• [What you need to do]:
Return each line containing "ahamiyati".

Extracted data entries
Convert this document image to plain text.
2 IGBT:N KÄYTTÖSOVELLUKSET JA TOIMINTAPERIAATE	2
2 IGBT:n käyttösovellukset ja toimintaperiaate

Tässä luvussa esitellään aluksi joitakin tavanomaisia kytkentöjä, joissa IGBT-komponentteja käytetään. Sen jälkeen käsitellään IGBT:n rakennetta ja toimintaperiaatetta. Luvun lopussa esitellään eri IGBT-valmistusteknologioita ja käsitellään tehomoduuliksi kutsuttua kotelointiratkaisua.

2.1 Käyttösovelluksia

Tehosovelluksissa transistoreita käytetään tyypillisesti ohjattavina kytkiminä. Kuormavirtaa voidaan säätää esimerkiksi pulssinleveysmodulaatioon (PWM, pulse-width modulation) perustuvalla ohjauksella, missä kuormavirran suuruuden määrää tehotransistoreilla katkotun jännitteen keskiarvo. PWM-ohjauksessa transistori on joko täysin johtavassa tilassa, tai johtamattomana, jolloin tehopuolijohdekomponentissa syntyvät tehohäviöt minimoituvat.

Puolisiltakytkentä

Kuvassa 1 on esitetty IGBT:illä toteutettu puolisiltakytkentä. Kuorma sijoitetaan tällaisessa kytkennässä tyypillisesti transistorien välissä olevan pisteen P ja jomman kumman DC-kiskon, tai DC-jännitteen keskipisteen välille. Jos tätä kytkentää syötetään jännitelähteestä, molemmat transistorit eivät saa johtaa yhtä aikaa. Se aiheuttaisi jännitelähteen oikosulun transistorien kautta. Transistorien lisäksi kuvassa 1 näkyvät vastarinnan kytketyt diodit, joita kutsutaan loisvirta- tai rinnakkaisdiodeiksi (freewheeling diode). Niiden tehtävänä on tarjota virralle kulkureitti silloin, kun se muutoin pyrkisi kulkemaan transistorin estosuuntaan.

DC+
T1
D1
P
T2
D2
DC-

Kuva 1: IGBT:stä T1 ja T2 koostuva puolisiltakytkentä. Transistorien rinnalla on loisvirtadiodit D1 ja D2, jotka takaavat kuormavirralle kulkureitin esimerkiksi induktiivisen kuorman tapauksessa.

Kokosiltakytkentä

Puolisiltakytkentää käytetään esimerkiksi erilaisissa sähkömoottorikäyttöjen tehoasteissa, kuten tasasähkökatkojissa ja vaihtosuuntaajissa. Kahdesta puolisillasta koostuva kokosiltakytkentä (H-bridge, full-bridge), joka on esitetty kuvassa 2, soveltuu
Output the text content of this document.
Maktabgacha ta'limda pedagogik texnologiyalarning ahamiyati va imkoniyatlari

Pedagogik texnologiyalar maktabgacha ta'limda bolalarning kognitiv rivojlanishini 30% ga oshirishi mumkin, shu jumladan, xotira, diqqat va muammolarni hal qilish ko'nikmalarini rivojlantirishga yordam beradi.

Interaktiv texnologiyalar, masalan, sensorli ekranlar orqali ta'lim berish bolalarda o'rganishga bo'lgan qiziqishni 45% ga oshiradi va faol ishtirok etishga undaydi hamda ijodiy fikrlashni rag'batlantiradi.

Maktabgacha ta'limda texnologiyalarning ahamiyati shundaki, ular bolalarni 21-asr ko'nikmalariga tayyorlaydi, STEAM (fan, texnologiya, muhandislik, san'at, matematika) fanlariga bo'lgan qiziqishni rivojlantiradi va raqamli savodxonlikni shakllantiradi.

• [Solution for this task]:
Maktabgacha ta'limda pedagogik texnologiyalarning ahamiyati va imkoniyatlari
Maktabgacha ta'limda texnologiyalarning ahamiyati shundaki, ular bolalarni 21-asr ko'nikmalariga tayyorlaydi, STEAM (fan, texnologiya, muhandislik, san'at, matematika) fanlariga bo'lgan qiziqishni rivojlantiradi va raqamli savodxonlikni shakllantiradi.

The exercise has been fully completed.